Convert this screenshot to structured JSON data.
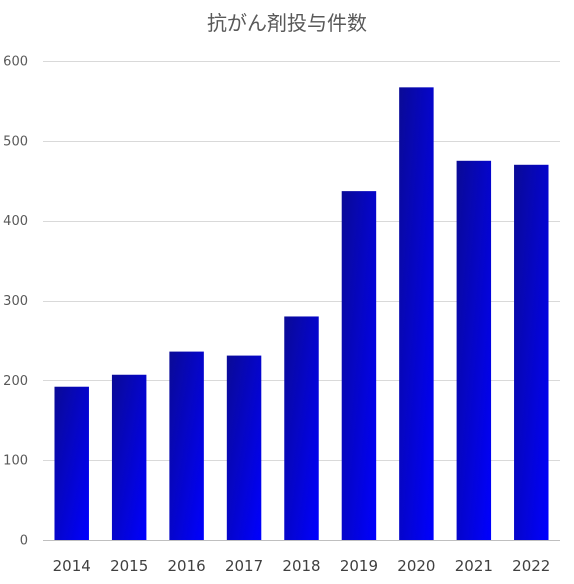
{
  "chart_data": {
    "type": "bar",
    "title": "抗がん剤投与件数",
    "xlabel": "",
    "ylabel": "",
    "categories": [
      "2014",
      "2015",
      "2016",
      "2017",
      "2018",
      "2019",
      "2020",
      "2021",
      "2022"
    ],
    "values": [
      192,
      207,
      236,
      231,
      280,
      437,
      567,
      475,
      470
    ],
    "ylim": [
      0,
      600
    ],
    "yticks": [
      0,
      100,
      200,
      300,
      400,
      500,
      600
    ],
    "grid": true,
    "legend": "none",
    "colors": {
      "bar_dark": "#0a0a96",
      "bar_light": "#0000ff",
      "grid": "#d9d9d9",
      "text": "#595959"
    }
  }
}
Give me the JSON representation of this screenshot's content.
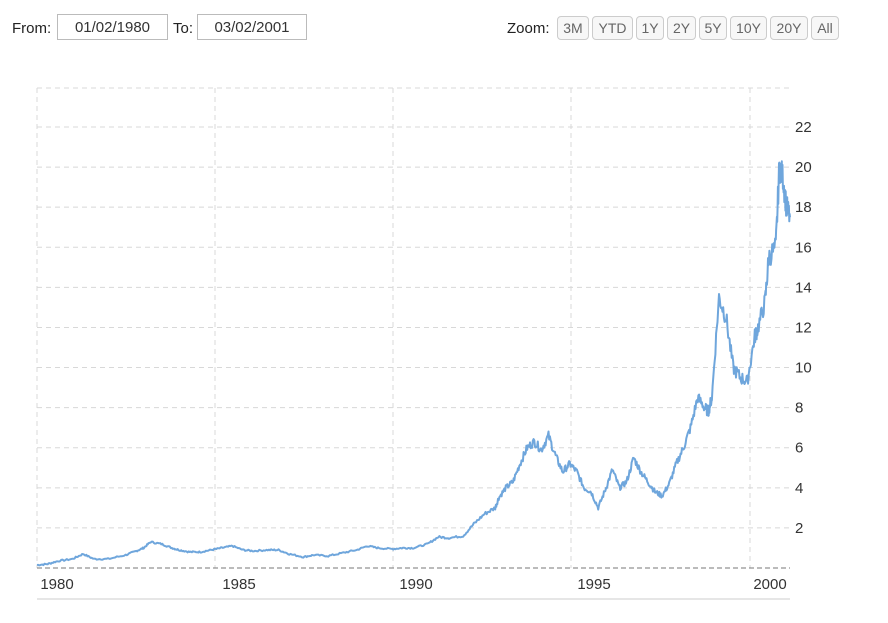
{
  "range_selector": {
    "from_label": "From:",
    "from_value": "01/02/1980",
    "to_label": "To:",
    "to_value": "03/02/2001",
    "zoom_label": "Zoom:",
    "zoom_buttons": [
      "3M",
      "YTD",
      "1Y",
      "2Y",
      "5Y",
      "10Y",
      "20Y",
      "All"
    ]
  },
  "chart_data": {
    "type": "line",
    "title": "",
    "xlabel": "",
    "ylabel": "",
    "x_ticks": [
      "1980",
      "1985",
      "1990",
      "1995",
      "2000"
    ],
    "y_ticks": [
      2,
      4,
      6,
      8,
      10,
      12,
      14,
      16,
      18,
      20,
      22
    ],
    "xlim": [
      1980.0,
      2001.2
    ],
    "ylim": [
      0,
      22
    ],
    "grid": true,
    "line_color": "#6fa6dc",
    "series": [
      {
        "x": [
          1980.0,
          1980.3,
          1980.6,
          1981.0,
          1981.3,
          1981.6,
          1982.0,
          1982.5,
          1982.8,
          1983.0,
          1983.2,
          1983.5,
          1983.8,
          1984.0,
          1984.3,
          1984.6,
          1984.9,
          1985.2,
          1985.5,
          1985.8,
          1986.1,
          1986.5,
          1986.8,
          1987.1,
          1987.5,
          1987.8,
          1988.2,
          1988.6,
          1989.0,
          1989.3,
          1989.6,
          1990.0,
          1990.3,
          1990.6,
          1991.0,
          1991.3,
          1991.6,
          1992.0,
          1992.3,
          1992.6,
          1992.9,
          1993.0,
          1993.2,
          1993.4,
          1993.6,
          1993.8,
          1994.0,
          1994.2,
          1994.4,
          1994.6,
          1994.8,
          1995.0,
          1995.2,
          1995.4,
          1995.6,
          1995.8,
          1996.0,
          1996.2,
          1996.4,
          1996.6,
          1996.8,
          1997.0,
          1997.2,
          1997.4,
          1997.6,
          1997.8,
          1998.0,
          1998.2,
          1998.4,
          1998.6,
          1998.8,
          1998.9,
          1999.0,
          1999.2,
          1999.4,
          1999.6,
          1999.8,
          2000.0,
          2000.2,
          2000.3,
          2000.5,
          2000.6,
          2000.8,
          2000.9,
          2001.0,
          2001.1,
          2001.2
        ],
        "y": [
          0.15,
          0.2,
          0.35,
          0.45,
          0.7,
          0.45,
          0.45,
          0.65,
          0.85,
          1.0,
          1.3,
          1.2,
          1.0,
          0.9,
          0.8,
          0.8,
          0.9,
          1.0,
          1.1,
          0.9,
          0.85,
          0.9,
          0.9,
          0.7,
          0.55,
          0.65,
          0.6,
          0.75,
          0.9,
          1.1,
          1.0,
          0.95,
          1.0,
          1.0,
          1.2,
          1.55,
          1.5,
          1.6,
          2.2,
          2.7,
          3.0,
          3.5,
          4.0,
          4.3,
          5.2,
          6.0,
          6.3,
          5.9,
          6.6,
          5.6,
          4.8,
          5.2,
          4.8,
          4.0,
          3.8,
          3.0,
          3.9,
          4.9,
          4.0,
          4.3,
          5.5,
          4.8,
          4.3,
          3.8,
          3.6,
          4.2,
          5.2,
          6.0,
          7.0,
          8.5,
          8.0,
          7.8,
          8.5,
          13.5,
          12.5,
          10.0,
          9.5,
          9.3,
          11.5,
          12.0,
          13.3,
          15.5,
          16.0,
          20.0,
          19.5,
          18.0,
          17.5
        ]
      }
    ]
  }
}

══════

### STATED EXERCISE
Scan the material line by line and report each one that contains "screenshot".

### TASK RESULT
Convert this screenshot to structured JSON data.
Give me the JSON representation of this screenshot's content.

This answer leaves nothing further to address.